Directions:
Scan the data beneath this task and copy each line that includes "kontroles".

Items from a dataset
★ ★ ★ ★ ★ ★ ★

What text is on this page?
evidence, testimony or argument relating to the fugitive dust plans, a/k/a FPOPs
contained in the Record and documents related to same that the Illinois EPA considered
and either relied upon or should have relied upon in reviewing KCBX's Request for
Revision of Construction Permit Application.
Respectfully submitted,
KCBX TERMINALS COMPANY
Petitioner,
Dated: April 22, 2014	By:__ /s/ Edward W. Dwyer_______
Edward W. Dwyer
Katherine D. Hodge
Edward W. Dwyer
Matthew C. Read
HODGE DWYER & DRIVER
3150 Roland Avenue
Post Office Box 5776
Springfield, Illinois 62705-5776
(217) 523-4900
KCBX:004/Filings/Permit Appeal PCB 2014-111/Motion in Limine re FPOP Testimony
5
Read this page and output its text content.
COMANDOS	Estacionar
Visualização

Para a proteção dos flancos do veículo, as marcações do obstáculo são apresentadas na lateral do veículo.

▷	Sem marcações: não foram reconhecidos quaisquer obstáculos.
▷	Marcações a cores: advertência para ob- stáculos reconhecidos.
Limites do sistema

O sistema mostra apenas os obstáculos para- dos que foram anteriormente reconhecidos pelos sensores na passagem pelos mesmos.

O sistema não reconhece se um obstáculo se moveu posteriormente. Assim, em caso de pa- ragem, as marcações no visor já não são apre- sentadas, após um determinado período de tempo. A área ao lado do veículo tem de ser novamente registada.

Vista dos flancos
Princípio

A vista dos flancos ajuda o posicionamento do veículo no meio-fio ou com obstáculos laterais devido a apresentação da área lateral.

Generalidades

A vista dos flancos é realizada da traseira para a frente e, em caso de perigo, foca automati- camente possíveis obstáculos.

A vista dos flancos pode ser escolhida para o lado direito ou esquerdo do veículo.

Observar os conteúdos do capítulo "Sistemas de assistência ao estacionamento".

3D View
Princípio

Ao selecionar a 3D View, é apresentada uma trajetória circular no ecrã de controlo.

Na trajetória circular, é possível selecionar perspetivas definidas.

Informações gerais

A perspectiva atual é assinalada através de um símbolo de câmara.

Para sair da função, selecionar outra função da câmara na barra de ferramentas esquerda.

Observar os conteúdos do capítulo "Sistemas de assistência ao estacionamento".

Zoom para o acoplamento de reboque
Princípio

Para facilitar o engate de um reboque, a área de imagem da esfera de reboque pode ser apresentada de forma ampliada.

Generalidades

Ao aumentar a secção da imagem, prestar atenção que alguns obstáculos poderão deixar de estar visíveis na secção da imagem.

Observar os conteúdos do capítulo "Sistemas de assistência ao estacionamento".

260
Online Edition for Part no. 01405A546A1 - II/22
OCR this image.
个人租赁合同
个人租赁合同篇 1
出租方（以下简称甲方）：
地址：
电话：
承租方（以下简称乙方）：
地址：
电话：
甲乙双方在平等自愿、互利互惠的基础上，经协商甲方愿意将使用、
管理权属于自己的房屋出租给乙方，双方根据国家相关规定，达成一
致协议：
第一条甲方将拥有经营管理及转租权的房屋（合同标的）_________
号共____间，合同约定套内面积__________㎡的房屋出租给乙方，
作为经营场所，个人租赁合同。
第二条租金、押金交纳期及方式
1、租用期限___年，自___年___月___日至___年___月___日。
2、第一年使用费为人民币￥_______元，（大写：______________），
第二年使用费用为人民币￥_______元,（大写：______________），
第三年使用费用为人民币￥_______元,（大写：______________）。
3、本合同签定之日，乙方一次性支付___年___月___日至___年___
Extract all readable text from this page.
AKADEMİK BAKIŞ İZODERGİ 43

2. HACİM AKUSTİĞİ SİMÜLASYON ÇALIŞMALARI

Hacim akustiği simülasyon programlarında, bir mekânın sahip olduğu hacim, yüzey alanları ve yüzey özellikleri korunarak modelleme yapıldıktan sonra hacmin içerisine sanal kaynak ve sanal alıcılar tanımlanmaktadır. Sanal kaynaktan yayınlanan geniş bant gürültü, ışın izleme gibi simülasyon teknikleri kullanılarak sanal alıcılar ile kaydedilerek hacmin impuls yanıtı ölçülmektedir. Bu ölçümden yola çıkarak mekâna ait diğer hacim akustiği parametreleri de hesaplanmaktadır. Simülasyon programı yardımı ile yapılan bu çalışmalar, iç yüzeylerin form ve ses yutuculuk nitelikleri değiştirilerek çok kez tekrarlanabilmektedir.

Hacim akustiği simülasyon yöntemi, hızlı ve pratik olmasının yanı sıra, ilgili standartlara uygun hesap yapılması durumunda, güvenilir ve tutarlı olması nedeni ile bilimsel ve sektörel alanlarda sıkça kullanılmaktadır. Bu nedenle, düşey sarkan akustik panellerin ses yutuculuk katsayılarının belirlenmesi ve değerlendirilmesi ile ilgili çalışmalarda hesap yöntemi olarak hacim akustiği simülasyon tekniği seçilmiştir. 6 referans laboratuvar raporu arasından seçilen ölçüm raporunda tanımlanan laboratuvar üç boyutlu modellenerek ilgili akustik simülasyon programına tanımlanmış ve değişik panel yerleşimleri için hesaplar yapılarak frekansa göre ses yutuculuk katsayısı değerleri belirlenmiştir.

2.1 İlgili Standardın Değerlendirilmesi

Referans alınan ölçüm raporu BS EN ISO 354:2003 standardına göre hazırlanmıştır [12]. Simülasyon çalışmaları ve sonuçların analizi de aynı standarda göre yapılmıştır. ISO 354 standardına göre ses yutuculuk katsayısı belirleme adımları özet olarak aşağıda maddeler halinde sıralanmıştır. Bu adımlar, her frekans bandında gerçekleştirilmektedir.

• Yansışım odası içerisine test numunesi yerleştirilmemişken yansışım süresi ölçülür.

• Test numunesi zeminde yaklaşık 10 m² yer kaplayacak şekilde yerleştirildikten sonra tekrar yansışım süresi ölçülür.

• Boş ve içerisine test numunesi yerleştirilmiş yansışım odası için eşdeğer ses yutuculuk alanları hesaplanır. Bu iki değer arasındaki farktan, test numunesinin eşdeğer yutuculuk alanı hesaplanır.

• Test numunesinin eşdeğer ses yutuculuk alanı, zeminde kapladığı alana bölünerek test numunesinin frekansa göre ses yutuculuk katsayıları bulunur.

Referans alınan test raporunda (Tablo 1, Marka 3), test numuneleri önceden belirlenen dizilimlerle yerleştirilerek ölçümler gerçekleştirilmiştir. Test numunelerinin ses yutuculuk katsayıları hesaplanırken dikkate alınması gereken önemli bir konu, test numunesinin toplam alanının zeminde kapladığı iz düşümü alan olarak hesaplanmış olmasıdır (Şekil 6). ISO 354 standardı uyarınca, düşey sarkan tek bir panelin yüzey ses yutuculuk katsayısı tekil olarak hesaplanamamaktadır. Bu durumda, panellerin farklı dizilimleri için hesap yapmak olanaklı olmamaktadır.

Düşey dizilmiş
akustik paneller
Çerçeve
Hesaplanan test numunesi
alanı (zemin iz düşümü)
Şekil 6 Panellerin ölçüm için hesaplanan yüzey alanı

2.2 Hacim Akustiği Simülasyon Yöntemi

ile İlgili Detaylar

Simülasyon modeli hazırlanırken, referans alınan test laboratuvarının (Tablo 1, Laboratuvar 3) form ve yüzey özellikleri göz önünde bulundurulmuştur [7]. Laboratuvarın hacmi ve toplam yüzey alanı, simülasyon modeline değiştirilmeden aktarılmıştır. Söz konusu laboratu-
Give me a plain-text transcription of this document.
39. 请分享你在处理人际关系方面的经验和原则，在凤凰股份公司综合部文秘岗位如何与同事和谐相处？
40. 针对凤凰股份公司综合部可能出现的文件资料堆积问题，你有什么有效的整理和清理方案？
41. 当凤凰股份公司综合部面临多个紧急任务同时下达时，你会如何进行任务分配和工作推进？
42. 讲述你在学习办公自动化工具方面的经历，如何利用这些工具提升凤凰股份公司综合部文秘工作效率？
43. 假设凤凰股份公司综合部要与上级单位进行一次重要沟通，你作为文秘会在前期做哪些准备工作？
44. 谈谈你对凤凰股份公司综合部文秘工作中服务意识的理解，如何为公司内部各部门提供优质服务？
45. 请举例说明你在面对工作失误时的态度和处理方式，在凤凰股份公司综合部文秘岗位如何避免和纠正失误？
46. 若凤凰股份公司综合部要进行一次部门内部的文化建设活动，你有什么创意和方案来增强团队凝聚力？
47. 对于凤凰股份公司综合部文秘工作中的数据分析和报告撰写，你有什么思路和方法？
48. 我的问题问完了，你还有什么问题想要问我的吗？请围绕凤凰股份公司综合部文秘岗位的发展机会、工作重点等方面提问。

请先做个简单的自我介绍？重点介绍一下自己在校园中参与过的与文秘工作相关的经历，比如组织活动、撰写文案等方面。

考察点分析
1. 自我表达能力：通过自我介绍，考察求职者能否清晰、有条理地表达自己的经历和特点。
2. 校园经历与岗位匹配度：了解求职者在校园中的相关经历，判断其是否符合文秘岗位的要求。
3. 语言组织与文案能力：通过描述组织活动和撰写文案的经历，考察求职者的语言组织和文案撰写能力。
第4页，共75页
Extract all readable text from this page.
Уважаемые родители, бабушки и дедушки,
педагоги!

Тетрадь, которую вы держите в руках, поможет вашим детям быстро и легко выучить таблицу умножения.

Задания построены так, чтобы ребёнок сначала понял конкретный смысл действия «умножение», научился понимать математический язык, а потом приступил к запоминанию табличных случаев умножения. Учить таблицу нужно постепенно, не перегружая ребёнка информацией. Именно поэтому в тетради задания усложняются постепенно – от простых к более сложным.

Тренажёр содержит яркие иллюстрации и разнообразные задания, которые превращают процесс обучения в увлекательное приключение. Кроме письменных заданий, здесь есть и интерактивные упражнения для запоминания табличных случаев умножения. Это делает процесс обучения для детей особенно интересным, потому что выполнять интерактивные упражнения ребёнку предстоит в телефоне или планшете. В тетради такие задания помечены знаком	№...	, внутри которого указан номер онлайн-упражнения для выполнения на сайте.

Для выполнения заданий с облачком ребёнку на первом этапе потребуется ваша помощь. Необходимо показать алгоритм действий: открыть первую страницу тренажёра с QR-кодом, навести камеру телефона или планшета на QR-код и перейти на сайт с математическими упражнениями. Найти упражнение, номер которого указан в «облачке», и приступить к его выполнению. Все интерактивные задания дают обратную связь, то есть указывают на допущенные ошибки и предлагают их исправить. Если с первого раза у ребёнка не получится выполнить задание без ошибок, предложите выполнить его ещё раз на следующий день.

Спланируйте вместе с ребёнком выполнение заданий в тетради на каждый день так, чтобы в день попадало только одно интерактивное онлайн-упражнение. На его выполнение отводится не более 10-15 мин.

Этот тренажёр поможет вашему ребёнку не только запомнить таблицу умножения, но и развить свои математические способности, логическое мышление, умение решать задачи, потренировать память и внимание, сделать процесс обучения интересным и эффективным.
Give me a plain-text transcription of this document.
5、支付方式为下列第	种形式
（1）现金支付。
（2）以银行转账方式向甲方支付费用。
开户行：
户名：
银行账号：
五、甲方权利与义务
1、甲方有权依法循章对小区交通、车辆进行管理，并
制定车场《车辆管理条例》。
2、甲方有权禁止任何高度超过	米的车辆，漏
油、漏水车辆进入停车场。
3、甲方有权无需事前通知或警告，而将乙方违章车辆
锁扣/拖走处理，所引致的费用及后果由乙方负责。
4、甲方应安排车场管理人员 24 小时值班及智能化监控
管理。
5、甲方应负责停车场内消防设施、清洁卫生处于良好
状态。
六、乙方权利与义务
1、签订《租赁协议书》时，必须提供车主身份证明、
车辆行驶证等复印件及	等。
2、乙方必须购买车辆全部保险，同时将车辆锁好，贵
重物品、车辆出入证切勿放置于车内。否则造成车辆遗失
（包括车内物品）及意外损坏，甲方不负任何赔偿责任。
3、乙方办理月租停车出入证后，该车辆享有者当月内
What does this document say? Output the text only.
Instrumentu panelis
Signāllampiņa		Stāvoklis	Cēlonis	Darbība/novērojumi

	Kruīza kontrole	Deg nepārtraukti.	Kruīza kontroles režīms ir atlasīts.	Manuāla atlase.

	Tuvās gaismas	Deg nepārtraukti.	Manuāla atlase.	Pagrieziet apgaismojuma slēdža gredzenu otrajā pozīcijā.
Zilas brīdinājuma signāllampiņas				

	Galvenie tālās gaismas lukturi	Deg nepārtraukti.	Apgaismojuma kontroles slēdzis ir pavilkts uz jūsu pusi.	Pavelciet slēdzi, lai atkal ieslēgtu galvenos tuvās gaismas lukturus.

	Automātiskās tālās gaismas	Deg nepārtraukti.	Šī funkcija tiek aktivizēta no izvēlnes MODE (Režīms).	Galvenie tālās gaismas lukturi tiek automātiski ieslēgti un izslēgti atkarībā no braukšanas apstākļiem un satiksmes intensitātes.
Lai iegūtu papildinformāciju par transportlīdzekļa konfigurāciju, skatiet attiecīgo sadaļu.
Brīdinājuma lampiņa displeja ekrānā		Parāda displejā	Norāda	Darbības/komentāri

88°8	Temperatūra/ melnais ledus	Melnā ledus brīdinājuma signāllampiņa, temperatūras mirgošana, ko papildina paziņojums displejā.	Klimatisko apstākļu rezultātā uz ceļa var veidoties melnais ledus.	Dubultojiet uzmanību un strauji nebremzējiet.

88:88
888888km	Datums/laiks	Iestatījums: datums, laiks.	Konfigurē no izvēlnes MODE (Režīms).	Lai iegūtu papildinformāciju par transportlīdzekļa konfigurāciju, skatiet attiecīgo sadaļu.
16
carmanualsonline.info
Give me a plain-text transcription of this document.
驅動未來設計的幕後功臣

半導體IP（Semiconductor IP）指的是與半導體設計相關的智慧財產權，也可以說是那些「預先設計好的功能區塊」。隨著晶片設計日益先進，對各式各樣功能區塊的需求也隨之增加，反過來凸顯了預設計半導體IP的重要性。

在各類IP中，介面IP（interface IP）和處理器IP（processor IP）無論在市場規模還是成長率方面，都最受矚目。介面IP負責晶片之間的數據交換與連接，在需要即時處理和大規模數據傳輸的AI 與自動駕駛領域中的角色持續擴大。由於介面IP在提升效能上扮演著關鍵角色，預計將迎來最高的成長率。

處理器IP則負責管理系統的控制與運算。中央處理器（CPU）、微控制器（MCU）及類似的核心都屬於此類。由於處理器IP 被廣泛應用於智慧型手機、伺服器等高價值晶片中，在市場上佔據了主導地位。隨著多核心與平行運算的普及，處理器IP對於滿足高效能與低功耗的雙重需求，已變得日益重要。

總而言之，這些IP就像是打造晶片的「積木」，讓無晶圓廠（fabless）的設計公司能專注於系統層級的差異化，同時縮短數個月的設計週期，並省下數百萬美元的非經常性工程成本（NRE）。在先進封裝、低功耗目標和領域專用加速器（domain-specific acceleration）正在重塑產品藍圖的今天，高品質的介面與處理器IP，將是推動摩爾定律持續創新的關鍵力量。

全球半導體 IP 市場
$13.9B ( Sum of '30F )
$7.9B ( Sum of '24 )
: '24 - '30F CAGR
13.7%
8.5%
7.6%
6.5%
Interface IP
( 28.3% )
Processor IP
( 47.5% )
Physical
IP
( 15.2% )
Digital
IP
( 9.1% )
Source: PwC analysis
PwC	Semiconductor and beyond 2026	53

★ ★ ★ ★ ★ ★ ★

Exercise result:
	Kruīza kontrole	Deg nepārtraukti.	Kruīza kontroles režīms ir atlasīts.	Manuāla atlase.
	Galvenie tālās gaismas lukturi	Deg nepārtraukti.	Apgaismojuma kontroles slēdzis ir pavilkts uz jūsu pusi.	Pavelciet slēdzi, lai atkal ieslēgtu galvenos tuvās gaismas lukturus.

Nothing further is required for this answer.